+++ Supplied data +++
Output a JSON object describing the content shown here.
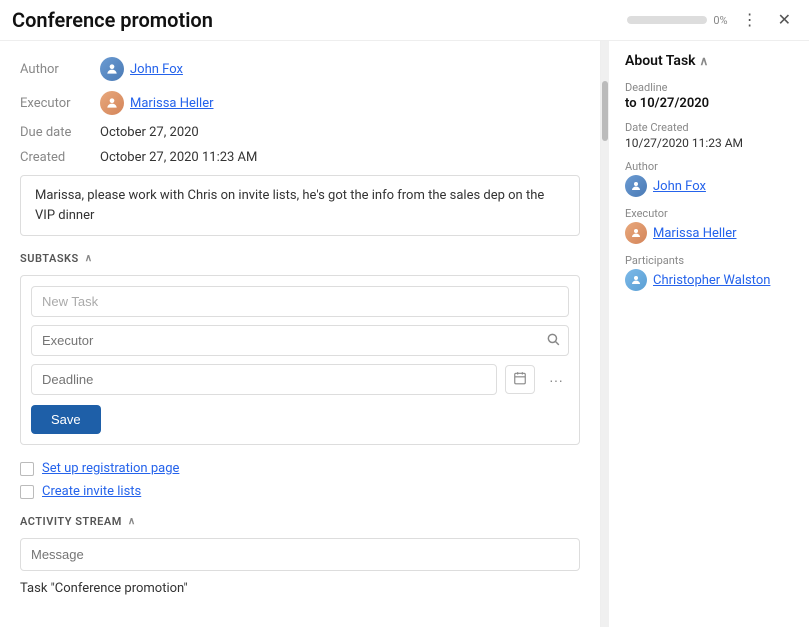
{
  "header": {
    "title": "Conference promotion",
    "progress_percent": "0%",
    "progress_value": 0,
    "menu_icon": "⋮",
    "close_icon": "✕"
  },
  "task_details": {
    "author_label": "Author",
    "author_name": "John Fox",
    "executor_label": "Executor",
    "executor_name": "Marissa Heller",
    "due_date_label": "Due date",
    "due_date_value": "October 27, 2020",
    "created_label": "Created",
    "created_value": "October 27, 2020 11:23 AM",
    "description": "Marissa, please work with Chris on invite lists, he's got the info from the sales dep on the VIP dinner"
  },
  "subtasks": {
    "section_label": "SUBTASKS",
    "new_task_placeholder": "New Task",
    "executor_placeholder": "Executor",
    "deadline_placeholder": "Deadline",
    "save_label": "Save",
    "items": [
      {
        "label": "Set up registration page",
        "checked": false
      },
      {
        "label": "Create invite lists",
        "checked": false
      }
    ]
  },
  "activity": {
    "section_label": "ACTIVITY STREAM",
    "message_placeholder": "Message",
    "task_log": "Task \"Conference promotion\""
  },
  "right_panel": {
    "title": "About Task",
    "chevron": "^",
    "deadline_label": "Deadline",
    "deadline_value": "to 10/27/2020",
    "date_created_label": "Date Created",
    "date_created_value": "10/27/2020 11:23 AM",
    "author_label": "Author",
    "author_name": "John Fox",
    "executor_label": "Executor",
    "executor_name": "Marissa Heller",
    "participants_label": "Participants",
    "participant_name": "Christopher Walston"
  }
}
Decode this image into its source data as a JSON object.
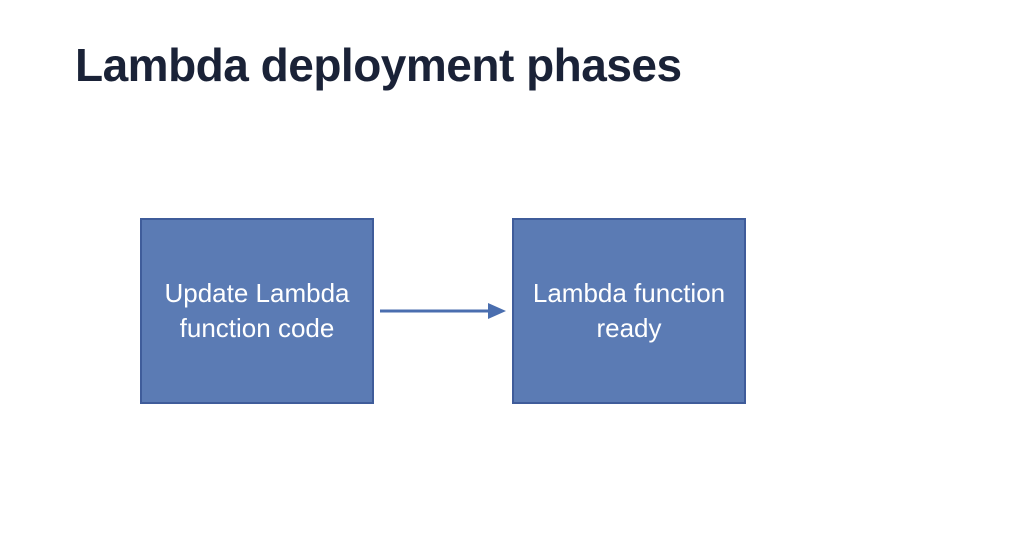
{
  "title": "Lambda deployment phases",
  "diagram": {
    "box1": "Update Lambda function code",
    "box2": "Lambda function ready"
  },
  "colors": {
    "box_fill": "#5b7bb4",
    "box_border": "#3f5c9a",
    "arrow": "#4a6eaf",
    "title": "#1a2237"
  }
}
+++
*Your goal*
Take the lines from the one containing "Decode this image" through the final line of the listing above and print them exactly, including both ends but no pictures.

*Reply*
Decode this image into its source data as a JSON object.
{
  "title": "Lambda deployment phases",
  "diagram": {
    "box1": "Update Lambda function code",
    "box2": "Lambda function ready"
  },
  "colors": {
    "box_fill": "#5b7bb4",
    "box_border": "#3f5c9a",
    "arrow": "#4a6eaf",
    "title": "#1a2237"
  }
}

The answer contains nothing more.